Recorded data
○ ○ ○
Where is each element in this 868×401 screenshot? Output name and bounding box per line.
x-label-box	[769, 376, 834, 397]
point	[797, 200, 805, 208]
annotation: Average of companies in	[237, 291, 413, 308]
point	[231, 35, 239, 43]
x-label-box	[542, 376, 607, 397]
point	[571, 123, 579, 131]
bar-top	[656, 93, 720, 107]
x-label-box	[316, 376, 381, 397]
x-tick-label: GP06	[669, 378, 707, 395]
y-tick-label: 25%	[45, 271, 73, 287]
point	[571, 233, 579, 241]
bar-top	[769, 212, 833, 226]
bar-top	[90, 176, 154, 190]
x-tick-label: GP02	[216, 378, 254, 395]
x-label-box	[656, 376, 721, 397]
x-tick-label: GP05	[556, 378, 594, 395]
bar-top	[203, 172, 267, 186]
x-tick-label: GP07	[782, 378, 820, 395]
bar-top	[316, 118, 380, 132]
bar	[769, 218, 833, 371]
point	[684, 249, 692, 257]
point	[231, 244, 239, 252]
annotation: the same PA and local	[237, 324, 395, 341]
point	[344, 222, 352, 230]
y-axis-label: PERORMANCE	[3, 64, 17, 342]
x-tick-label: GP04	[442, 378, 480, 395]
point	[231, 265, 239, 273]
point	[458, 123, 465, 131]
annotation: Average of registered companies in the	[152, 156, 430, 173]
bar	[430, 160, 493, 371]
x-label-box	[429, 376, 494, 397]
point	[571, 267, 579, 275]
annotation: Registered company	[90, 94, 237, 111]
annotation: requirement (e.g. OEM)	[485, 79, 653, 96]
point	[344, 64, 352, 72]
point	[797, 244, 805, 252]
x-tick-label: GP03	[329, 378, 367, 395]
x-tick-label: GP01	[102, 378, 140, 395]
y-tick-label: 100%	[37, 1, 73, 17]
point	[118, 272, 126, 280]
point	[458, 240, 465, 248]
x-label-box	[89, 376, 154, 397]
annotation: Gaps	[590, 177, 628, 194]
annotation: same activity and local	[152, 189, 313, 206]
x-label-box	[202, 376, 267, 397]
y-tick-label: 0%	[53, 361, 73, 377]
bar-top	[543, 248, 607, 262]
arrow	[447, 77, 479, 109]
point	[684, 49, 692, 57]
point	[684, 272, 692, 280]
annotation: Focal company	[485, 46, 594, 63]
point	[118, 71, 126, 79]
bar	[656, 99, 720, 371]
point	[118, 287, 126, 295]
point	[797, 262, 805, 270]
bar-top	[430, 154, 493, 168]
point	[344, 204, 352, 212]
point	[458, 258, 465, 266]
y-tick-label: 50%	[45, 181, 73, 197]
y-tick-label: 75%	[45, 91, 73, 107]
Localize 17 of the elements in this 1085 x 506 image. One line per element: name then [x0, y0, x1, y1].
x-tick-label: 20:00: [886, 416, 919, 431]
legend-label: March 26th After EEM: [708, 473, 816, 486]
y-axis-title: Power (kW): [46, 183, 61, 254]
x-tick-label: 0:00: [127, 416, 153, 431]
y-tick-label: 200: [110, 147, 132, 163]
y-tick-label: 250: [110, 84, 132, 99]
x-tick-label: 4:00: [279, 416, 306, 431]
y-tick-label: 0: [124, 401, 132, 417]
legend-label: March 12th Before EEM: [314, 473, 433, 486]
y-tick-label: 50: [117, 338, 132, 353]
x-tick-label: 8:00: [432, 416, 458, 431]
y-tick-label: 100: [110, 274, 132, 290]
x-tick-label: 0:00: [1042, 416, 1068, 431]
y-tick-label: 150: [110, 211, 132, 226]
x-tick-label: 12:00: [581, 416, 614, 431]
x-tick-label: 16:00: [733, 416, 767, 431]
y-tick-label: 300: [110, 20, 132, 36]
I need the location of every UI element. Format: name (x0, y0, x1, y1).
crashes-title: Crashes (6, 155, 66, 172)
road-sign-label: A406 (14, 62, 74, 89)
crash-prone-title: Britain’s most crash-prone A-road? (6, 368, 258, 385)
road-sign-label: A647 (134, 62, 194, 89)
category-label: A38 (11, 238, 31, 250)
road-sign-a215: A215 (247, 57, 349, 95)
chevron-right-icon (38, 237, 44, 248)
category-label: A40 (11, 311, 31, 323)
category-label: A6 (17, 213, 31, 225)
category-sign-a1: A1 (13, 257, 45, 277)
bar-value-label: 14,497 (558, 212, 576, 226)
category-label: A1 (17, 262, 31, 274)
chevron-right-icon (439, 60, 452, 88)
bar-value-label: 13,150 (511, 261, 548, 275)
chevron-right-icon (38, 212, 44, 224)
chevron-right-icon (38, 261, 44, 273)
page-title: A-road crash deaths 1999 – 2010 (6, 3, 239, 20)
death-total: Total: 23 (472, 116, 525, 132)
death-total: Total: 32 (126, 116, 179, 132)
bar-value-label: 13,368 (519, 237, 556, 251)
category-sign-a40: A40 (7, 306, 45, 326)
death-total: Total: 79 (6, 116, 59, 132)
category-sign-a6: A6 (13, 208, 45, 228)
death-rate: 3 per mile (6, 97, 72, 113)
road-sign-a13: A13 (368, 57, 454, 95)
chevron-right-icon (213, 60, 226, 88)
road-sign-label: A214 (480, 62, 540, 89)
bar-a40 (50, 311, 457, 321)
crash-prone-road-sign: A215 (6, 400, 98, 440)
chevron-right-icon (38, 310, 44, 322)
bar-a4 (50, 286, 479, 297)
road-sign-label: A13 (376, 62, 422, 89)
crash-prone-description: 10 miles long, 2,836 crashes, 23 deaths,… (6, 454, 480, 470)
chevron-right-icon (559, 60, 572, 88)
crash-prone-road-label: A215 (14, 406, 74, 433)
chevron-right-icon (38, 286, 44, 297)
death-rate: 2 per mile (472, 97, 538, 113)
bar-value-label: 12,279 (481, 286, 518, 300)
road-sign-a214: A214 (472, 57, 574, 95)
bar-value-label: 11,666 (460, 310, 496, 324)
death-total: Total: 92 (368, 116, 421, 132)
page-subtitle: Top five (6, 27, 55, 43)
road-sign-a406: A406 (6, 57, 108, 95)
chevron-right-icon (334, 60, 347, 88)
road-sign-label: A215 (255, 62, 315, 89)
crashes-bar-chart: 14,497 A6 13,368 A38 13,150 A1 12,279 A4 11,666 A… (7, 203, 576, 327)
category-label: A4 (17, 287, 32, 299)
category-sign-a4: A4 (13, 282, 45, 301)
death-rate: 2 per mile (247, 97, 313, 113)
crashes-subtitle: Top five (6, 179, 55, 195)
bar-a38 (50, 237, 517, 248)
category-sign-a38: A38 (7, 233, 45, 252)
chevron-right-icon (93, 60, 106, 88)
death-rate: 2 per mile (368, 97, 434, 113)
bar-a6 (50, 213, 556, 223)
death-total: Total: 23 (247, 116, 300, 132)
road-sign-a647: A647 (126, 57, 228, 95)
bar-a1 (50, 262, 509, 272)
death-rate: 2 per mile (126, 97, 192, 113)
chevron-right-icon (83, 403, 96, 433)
○ ○ ○
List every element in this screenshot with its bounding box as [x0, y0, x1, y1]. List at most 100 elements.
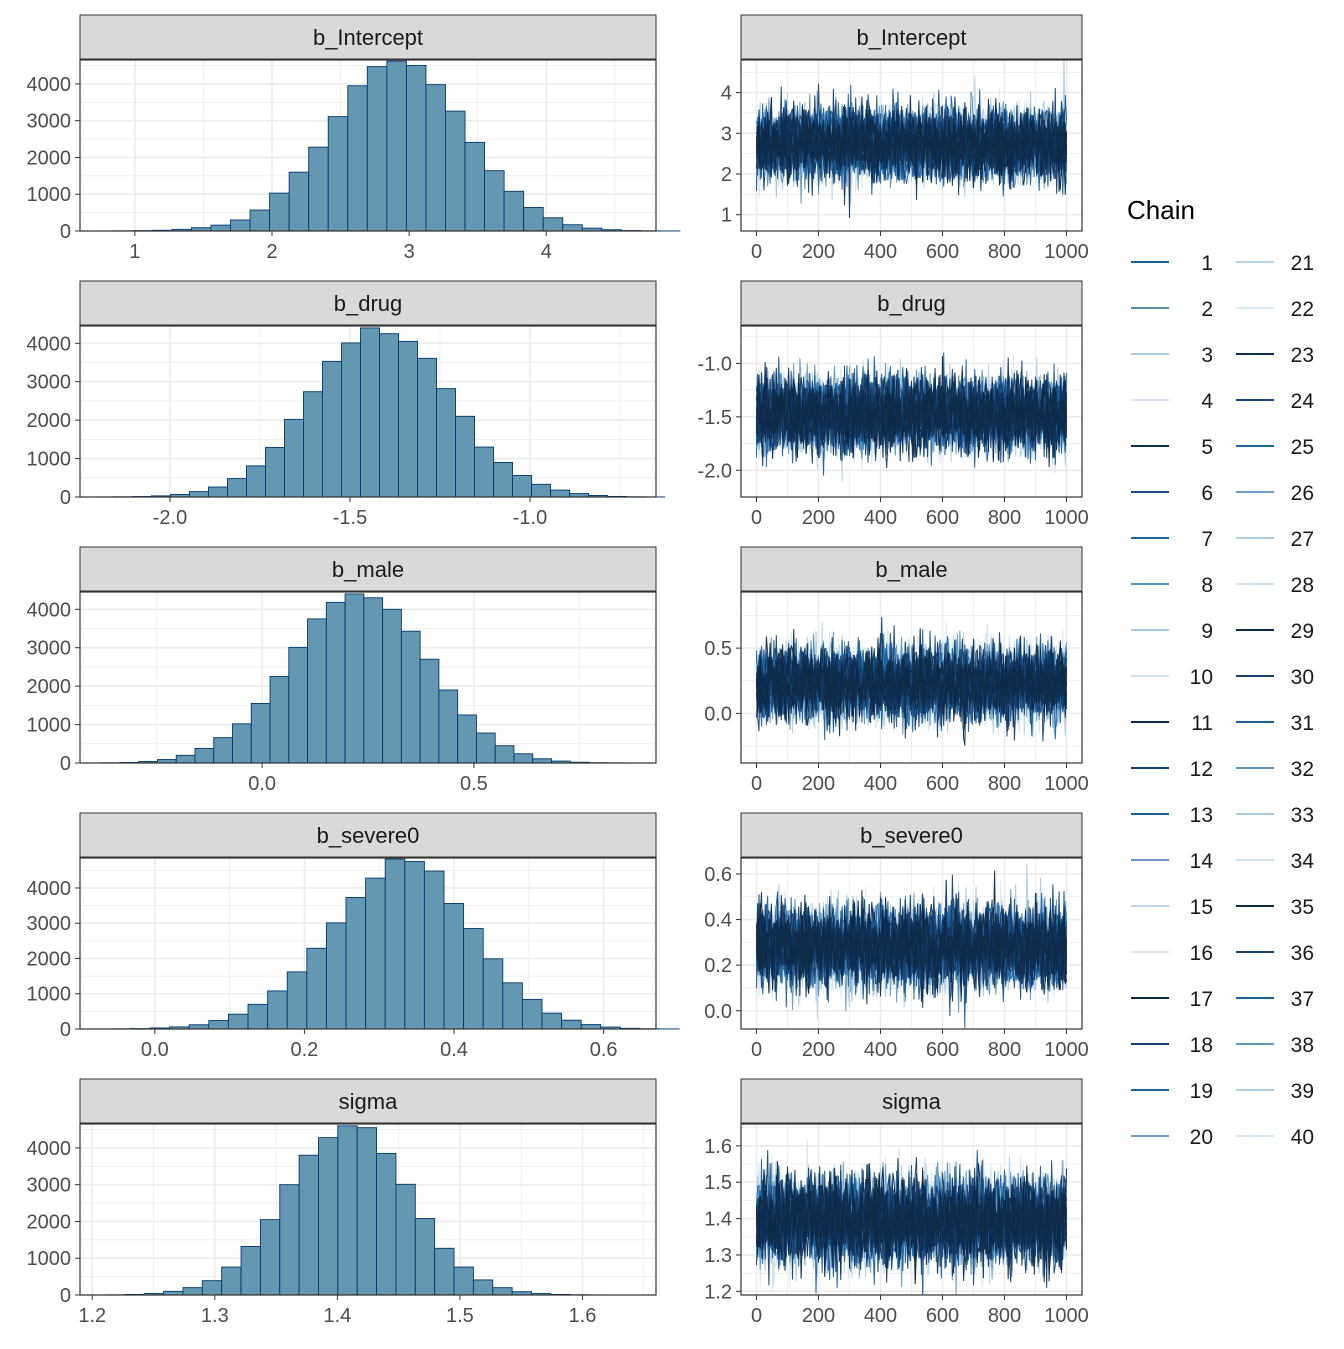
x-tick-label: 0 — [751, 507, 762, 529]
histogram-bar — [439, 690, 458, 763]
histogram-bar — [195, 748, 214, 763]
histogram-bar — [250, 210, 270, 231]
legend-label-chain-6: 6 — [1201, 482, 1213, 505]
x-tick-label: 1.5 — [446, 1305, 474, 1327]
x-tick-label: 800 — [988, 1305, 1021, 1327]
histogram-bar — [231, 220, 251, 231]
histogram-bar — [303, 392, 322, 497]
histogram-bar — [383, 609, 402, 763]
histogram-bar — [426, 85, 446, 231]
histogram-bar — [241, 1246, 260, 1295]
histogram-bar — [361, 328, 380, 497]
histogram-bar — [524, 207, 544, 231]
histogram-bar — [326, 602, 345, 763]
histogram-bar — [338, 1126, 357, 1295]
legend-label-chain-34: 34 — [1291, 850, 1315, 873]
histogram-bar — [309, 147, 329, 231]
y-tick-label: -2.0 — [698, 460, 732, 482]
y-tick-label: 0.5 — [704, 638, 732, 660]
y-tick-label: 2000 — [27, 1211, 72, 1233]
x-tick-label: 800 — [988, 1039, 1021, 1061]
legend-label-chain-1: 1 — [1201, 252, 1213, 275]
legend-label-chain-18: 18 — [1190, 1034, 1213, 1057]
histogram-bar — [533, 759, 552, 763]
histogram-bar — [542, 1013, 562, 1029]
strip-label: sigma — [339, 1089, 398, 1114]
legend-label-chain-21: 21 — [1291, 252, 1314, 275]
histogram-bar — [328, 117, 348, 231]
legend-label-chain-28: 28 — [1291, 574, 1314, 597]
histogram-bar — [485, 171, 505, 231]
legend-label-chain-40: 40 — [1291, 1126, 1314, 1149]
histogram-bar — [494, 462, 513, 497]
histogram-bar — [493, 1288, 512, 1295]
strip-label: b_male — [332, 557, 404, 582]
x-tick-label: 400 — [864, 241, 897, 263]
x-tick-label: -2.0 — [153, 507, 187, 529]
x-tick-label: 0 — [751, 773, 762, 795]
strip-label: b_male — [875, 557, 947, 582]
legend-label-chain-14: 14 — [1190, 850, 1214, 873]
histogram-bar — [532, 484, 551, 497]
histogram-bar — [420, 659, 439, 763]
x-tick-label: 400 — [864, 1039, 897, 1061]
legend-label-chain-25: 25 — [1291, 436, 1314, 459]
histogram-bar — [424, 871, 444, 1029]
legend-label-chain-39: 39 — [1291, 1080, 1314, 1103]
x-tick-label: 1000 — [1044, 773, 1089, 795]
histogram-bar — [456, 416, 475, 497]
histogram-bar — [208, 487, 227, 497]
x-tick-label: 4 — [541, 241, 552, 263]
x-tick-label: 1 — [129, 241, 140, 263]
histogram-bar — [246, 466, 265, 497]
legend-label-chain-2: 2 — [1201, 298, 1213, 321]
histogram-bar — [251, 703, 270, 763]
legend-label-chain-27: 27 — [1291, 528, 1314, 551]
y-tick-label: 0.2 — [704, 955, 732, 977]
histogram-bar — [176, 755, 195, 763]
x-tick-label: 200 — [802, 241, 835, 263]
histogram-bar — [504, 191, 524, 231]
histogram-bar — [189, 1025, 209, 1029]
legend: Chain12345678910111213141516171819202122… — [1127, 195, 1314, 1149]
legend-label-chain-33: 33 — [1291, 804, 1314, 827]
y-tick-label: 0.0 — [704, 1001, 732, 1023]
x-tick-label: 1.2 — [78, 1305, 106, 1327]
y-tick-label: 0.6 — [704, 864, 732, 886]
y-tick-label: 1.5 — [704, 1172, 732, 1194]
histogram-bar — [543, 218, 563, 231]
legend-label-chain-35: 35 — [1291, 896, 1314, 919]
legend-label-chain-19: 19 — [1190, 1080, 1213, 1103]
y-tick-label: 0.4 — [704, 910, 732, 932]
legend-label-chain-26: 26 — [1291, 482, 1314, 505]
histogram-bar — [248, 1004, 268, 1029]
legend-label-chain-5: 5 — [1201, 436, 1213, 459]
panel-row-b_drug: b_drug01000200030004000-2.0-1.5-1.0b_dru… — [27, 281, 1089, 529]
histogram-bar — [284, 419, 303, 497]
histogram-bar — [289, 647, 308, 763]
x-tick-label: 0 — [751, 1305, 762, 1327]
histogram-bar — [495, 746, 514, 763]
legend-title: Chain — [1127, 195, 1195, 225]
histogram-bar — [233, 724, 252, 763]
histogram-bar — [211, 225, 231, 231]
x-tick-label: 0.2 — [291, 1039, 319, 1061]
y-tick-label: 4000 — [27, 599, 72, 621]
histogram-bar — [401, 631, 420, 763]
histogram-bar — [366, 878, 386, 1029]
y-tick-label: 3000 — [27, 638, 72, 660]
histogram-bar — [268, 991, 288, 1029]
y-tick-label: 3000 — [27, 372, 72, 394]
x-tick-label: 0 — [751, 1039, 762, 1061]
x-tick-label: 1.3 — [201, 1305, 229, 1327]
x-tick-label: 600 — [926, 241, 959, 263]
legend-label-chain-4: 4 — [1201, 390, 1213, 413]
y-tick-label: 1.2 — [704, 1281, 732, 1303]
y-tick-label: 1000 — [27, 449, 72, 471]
○ ○ ○
Starting at the line that contains "Where is each" and ending after the line that contains "123, 465, 131]", give those lines as a Markdown table with the columns Index and Entry. Number each line in Index and skip any blank lines.

[Response]
| Index | Entry |
|---|---|
| 1 | Where is each element in this 868×401 screenshot? Output name and bounding box per line. |
| 2 | x-label-box	[769, 376, 834, 397] |
| 3 | point	[797, 200, 805, 208] |
| 4 | annotation: Average of companies in	[237, 291, 413, 308] |
| 5 | point	[231, 35, 239, 43] |
| 6 | x-label-box	[542, 376, 607, 397] |
| 7 | point	[571, 123, 579, 131] |
| 8 | bar-top	[656, 93, 720, 107] |
| 9 | x-label-box	[316, 376, 381, 397] |
| 10 | x-tick-label: GP06	[669, 378, 707, 395] |
| 11 | y-tick-label: 25%	[45, 271, 73, 287] |
| 12 | point	[571, 233, 579, 241] |
| 13 | bar-top	[769, 212, 833, 226] |
| 14 | bar-top	[90, 176, 154, 190] |
| 15 | x-tick-label: GP02	[216, 378, 254, 395] |
| 16 | x-label-box	[656, 376, 721, 397] |
| 17 | x-tick-label: GP05	[556, 378, 594, 395] |
| 18 | bar-top	[203, 172, 267, 186] |
| 19 | x-tick-label: GP07	[782, 378, 820, 395] |
| 20 | bar-top	[316, 118, 380, 132] |
| 21 | bar	[769, 218, 833, 371] |
| 22 | point	[684, 249, 692, 257] |
| 23 | point	[231, 244, 239, 252] |
| 24 | annotation: the same PA and local	[237, 324, 395, 341] |
| 25 | point	[344, 222, 352, 230] |
| 26 | y-axis-label: PERORMANCE	[3, 64, 17, 342] |
| 27 | x-tick-label: GP04	[442, 378, 480, 395] |
| 28 | point	[231, 265, 239, 273] |
| 29 | point	[458, 123, 465, 131] |